_TASK OBJECTIVE_:
Wherever "gmail" appears in a line, list that line.
— start of INFORMATION SUPPLIED —
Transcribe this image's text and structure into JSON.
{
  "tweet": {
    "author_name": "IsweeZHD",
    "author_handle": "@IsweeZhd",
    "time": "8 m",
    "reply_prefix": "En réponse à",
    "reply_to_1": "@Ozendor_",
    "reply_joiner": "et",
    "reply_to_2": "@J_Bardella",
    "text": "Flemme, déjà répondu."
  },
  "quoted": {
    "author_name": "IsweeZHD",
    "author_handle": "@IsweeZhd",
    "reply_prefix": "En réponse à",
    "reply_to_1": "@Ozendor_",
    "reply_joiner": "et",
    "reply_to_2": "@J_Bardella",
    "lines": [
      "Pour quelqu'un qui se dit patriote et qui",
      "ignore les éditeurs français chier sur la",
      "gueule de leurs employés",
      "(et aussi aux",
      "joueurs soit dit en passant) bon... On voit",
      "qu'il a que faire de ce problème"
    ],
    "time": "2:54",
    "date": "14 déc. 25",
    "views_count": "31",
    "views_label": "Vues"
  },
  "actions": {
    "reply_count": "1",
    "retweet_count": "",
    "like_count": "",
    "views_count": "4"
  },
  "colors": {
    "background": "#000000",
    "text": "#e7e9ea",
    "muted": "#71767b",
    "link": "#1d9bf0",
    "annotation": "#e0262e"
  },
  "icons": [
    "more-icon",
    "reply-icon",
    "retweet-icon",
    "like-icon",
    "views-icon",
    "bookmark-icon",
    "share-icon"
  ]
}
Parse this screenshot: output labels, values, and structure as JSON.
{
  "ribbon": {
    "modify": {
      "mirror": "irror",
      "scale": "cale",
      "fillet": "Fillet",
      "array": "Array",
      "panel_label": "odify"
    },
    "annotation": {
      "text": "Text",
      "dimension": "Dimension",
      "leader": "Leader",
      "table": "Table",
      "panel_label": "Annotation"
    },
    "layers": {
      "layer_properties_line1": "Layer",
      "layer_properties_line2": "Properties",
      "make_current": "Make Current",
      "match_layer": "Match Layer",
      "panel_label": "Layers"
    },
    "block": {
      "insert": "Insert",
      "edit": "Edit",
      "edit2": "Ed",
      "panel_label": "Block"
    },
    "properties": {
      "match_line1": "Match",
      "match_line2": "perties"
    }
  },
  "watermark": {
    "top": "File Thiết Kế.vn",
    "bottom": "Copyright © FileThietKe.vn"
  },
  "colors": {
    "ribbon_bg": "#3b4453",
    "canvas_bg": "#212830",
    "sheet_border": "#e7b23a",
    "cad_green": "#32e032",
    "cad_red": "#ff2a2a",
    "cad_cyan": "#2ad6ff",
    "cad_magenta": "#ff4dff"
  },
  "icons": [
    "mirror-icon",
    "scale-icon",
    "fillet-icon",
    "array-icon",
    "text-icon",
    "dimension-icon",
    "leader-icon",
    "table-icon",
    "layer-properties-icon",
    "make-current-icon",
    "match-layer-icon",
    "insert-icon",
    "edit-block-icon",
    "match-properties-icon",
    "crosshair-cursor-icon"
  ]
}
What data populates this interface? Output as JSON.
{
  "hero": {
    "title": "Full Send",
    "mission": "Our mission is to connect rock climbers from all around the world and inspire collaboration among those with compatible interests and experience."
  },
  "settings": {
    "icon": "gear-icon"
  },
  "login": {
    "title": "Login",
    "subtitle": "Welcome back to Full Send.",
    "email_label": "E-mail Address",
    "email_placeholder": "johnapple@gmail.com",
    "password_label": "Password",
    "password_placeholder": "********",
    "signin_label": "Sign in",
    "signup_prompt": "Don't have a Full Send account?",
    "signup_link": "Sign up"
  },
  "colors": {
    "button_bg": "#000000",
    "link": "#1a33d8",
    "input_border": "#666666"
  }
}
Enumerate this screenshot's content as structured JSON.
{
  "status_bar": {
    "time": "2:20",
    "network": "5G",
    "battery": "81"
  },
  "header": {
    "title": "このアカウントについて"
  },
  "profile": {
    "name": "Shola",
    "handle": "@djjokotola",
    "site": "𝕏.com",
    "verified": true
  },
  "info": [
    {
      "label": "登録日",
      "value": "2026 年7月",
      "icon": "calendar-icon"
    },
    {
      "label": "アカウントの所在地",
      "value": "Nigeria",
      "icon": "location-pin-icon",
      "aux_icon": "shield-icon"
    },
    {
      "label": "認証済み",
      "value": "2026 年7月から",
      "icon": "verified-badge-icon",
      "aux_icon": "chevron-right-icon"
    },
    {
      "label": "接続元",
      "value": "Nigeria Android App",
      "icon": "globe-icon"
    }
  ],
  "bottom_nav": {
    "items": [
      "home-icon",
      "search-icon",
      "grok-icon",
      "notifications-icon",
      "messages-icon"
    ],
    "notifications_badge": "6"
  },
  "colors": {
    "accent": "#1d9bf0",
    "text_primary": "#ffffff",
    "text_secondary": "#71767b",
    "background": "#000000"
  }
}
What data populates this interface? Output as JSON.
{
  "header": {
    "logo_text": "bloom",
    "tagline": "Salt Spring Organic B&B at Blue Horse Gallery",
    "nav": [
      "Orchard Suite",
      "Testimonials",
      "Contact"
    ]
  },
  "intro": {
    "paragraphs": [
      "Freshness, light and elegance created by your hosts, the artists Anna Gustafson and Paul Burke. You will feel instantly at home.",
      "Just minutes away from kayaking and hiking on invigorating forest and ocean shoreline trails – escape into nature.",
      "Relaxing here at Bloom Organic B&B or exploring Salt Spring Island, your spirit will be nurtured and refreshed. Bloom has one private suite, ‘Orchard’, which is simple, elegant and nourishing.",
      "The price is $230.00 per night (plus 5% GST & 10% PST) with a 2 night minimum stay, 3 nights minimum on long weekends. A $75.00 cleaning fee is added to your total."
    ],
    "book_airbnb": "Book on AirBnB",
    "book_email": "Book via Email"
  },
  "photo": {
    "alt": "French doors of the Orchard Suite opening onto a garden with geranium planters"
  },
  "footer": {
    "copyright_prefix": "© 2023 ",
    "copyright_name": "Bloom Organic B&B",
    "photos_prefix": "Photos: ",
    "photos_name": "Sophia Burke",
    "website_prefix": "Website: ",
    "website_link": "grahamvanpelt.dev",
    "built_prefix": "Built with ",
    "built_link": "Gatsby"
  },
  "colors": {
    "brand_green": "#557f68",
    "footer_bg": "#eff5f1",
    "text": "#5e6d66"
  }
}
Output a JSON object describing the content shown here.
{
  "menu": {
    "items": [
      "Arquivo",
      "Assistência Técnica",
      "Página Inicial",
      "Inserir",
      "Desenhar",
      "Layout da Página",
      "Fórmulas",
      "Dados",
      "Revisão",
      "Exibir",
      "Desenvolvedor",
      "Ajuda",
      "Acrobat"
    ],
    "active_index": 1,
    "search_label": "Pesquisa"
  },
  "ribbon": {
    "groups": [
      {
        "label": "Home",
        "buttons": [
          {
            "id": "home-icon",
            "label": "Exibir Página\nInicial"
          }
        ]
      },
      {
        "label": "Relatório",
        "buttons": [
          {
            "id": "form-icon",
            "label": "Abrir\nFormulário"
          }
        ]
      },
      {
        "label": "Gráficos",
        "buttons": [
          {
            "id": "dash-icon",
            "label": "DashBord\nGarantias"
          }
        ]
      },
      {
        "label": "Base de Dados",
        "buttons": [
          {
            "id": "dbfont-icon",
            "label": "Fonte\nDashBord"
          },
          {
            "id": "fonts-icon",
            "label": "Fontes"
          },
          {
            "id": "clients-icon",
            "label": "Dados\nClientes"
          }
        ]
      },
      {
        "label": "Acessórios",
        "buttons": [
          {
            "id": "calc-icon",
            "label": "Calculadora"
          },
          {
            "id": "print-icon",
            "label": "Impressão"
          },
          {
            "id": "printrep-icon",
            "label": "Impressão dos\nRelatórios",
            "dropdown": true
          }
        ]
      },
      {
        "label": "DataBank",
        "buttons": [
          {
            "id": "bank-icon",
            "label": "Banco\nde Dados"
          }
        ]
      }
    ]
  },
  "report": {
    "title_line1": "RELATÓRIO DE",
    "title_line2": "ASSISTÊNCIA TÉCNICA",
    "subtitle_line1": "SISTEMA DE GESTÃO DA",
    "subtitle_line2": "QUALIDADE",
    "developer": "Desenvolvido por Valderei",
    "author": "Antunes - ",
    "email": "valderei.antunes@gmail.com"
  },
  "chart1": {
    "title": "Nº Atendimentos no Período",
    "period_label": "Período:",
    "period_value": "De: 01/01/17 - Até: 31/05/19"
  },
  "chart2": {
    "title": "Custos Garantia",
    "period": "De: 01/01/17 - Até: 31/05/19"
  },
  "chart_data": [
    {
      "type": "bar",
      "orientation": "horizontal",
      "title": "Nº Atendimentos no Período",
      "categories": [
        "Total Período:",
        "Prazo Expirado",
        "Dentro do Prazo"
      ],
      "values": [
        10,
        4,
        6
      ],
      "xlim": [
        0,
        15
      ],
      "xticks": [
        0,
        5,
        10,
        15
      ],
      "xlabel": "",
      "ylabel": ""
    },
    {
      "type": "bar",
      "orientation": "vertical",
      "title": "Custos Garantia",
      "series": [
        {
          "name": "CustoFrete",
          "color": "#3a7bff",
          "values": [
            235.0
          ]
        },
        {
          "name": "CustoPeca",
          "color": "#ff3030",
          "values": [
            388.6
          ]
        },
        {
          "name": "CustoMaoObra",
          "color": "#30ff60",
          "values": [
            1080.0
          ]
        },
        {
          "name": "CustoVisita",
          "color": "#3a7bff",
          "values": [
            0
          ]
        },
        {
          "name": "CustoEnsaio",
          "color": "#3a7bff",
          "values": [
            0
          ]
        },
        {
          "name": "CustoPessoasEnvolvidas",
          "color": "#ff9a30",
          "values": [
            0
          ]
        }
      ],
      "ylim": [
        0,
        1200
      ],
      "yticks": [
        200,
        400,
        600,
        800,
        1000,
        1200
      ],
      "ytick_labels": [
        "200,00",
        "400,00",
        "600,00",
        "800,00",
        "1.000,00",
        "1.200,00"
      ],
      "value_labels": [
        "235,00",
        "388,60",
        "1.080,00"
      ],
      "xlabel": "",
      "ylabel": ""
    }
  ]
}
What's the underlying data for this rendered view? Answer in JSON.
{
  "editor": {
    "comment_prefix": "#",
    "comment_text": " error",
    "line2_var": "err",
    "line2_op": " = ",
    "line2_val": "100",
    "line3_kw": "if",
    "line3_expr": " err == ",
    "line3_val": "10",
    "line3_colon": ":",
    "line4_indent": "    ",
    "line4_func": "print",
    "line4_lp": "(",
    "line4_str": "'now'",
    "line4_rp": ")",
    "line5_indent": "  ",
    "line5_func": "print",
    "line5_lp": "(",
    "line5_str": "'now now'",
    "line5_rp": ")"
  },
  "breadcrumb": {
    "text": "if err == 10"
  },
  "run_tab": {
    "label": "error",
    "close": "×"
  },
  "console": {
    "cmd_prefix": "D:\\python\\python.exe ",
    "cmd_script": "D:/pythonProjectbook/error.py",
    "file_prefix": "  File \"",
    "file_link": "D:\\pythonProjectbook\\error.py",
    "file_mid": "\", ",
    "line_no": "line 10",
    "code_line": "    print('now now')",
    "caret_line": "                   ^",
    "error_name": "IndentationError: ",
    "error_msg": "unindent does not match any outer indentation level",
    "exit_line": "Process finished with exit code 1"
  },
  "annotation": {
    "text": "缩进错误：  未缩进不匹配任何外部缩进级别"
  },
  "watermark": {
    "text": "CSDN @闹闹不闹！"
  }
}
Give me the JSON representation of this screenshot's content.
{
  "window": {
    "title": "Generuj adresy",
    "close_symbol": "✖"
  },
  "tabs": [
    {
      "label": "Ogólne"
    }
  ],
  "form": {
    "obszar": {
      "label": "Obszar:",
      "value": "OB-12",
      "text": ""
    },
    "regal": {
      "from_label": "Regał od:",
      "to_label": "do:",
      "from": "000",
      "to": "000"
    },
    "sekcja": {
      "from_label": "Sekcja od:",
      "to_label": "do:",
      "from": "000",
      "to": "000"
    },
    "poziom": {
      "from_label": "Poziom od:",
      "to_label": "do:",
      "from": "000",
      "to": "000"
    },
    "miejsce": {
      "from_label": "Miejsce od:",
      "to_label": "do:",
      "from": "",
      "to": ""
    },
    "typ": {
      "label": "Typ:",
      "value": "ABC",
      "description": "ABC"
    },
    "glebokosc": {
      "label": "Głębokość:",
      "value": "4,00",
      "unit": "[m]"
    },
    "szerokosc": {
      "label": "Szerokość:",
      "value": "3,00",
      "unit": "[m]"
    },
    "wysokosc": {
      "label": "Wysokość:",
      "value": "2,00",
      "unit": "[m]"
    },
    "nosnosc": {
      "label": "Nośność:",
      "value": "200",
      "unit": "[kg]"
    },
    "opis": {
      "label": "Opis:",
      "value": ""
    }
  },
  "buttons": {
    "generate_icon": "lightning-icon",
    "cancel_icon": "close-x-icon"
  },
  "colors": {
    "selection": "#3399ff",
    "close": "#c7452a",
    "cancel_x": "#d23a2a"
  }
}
— end of INFORMATION SUPPLIED —
_TASK RESPONSE_:
    "email_placeholder": "johnapple@gmail.com",
    "email": "valderei.antunes@gmail.com"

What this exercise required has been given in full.